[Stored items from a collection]

————

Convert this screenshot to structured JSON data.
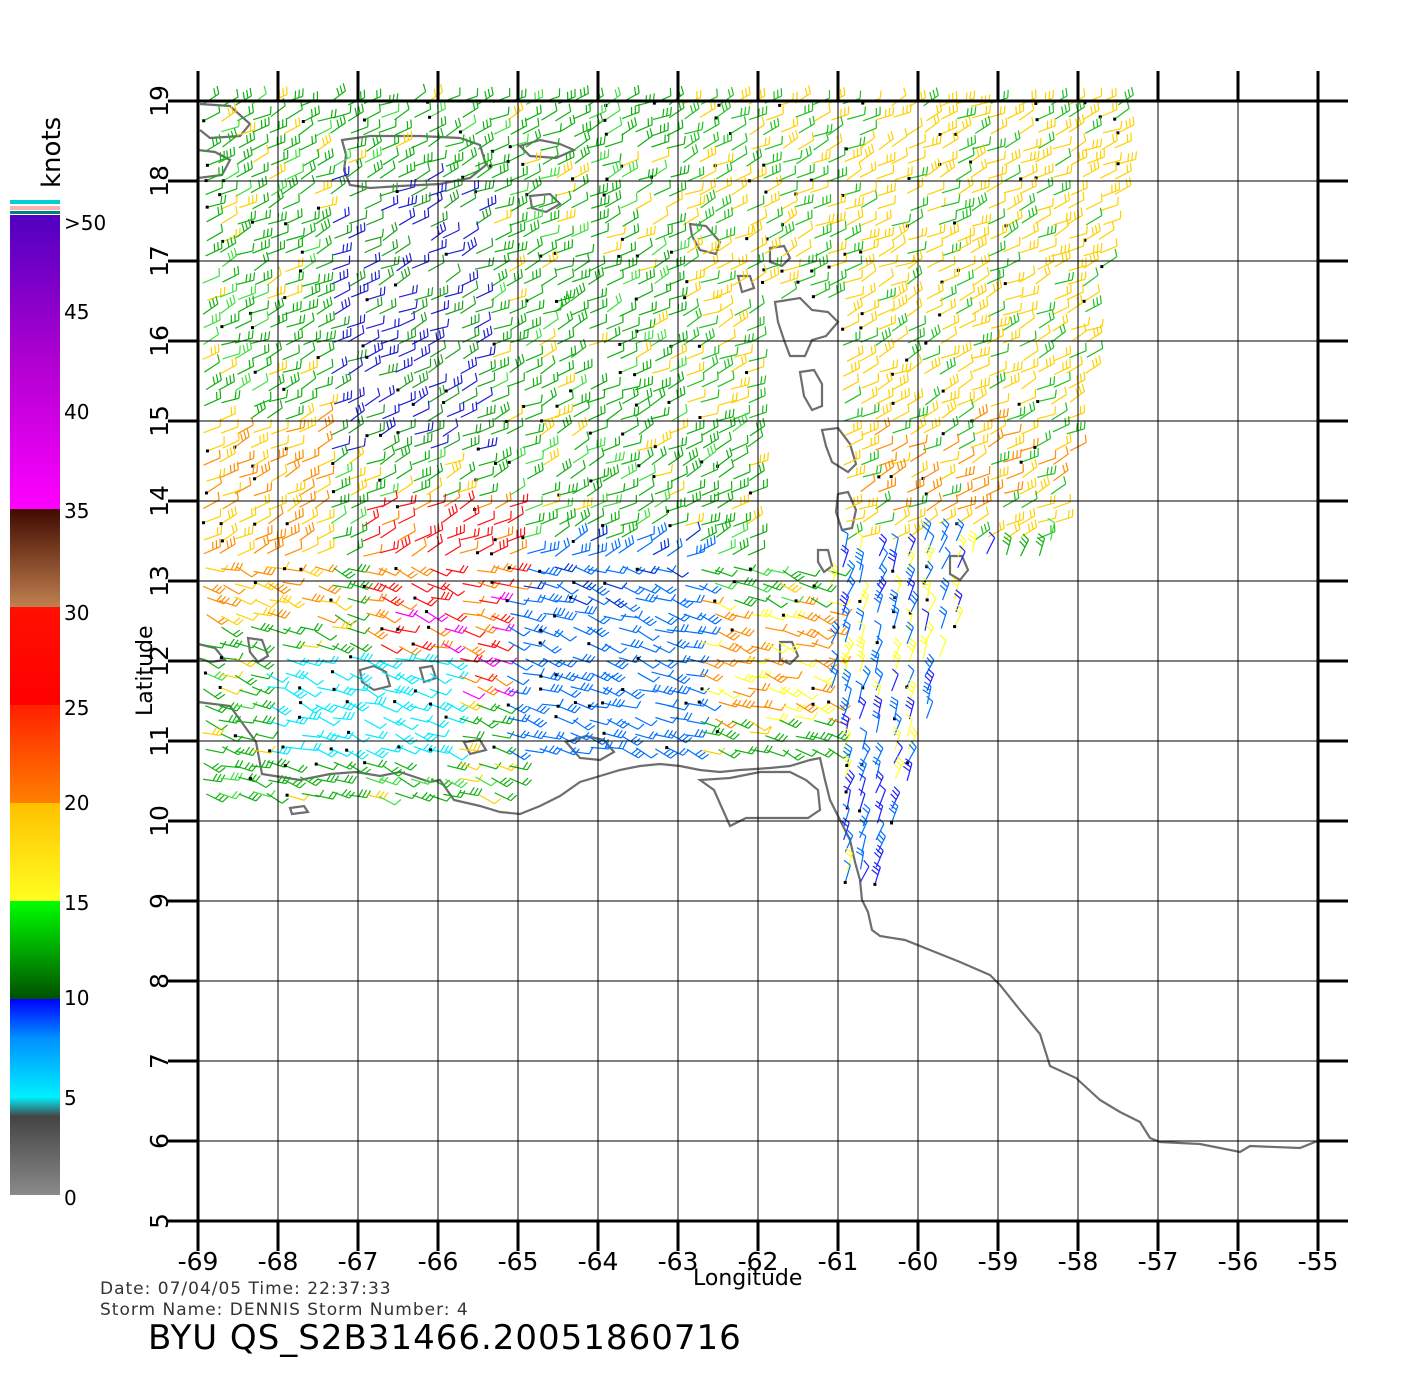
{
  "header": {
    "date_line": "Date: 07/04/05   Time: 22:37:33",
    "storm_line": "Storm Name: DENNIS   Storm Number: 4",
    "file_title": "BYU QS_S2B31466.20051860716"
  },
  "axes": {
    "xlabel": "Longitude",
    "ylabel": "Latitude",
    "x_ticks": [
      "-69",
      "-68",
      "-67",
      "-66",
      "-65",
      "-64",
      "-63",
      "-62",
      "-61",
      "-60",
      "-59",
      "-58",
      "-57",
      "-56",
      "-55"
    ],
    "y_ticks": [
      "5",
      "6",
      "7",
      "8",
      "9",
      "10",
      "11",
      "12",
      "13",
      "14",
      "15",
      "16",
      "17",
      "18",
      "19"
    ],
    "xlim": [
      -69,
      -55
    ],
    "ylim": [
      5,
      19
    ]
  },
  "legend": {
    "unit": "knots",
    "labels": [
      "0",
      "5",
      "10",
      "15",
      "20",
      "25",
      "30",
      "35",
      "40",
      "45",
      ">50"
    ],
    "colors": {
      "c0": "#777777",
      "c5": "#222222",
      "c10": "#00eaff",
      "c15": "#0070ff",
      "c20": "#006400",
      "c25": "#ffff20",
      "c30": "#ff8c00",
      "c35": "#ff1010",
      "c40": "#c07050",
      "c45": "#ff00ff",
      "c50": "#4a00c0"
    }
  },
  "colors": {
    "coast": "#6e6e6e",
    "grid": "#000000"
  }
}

————

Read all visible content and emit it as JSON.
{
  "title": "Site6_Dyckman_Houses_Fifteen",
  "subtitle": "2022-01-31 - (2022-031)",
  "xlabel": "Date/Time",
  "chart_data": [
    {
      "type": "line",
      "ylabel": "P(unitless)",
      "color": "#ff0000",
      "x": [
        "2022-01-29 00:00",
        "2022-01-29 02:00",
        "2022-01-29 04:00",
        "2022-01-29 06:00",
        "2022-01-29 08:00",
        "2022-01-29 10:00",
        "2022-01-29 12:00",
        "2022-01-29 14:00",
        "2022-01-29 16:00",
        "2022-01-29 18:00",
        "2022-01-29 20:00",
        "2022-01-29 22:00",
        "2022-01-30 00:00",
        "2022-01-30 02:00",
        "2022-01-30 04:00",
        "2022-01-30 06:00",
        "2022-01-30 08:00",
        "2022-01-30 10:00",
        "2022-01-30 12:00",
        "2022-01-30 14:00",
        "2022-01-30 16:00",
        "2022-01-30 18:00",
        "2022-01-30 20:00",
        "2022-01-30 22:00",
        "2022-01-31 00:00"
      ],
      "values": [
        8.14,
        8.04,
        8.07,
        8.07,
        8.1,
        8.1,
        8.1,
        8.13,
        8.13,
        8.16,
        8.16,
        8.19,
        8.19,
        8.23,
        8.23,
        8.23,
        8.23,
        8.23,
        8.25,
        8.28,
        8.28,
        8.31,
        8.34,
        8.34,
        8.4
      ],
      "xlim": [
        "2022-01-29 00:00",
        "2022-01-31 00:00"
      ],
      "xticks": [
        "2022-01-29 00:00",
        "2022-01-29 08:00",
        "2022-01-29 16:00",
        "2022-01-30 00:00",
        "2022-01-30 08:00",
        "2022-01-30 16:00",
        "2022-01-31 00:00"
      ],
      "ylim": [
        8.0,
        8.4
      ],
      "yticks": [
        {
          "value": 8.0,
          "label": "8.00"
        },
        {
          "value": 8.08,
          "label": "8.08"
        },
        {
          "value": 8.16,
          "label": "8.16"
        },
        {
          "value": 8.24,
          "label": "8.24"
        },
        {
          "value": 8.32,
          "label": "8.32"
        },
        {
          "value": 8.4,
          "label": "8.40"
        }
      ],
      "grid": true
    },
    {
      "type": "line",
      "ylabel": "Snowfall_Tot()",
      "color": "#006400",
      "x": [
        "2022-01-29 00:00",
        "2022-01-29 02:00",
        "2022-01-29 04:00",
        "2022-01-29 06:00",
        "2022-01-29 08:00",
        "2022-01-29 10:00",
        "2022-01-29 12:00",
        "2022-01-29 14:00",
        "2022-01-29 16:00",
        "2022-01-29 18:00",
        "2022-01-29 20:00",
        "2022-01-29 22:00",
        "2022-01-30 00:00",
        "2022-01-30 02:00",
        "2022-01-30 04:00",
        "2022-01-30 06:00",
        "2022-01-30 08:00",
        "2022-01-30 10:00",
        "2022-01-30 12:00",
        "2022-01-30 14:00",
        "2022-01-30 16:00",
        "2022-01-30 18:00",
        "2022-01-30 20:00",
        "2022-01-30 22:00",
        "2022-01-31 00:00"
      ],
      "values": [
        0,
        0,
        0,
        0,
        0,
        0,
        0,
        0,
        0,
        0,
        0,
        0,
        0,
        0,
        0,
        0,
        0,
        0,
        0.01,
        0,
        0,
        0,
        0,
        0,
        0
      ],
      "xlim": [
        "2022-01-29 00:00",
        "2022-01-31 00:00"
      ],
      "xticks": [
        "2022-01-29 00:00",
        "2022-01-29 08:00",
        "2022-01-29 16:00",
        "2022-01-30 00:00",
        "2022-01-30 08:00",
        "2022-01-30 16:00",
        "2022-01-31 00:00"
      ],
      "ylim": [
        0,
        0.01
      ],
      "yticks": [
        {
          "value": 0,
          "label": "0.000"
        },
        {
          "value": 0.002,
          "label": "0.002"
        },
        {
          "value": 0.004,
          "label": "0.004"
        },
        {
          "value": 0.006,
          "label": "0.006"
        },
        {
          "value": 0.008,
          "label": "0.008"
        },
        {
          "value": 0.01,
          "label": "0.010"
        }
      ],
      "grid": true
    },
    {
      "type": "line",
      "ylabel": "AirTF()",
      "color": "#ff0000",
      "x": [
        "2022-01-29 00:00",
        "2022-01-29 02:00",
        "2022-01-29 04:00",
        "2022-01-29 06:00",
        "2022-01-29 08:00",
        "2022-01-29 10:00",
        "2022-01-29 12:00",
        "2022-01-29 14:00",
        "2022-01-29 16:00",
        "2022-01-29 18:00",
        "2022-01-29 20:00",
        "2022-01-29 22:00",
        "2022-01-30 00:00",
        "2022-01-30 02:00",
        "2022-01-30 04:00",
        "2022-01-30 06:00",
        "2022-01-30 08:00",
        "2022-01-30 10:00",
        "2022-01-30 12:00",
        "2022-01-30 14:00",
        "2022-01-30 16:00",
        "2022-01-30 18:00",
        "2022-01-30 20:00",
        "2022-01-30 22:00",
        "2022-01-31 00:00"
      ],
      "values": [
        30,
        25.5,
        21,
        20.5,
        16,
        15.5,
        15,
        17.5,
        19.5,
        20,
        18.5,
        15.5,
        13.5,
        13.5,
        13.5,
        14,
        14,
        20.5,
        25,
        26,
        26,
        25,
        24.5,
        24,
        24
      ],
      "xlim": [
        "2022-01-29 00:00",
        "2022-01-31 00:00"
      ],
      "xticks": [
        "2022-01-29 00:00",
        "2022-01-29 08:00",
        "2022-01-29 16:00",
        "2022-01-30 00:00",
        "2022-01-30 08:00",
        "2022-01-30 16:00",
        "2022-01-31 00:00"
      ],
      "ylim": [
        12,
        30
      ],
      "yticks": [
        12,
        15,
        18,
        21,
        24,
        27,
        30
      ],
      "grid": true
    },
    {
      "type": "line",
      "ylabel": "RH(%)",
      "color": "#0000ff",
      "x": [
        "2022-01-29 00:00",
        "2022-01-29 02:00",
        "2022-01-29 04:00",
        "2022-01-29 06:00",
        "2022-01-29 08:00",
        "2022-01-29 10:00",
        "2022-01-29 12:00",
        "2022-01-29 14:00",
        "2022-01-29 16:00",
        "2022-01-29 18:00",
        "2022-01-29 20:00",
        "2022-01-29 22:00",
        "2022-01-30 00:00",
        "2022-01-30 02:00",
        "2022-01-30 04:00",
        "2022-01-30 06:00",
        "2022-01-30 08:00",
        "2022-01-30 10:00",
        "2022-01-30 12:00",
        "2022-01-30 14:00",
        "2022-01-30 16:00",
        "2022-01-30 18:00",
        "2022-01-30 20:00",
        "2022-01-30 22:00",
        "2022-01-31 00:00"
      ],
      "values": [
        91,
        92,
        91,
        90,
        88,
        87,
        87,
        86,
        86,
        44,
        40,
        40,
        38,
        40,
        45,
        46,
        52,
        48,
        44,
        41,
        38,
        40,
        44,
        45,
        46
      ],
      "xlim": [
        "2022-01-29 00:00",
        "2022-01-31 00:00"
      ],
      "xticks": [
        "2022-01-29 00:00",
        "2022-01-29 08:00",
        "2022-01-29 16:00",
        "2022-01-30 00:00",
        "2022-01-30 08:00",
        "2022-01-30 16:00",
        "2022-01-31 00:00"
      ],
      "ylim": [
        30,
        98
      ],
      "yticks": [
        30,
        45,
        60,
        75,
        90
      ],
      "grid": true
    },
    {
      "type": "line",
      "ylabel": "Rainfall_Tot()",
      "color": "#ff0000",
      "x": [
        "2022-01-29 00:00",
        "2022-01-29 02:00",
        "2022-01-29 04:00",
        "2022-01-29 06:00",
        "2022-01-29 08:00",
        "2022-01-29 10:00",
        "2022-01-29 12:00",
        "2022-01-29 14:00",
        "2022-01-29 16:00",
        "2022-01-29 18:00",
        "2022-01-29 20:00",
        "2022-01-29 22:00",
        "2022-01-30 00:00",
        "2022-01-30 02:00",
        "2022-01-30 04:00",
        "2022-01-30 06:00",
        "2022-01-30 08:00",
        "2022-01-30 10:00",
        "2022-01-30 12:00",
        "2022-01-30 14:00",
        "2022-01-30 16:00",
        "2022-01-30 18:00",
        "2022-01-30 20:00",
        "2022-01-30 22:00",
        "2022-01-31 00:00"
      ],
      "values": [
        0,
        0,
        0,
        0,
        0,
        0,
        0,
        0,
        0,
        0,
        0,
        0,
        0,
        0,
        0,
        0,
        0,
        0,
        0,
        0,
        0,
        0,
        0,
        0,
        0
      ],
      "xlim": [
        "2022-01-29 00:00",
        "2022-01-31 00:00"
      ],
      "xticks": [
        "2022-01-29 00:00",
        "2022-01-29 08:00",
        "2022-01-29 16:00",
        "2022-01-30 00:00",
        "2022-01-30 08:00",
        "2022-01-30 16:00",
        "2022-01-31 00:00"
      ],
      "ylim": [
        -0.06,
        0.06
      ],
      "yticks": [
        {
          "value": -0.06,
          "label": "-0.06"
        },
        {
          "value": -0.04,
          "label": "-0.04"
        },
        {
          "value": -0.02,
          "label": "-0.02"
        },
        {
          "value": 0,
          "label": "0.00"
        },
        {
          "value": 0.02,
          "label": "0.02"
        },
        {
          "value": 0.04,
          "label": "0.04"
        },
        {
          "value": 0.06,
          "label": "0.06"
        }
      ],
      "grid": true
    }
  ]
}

————

◆ Written problem:
Copy each line of the listing that holds the word "Time".

◆ Result of this task:
    "date_line": "Date: 07/04/05   Time: 22:37:33",
  "xlabel": "Date/Time",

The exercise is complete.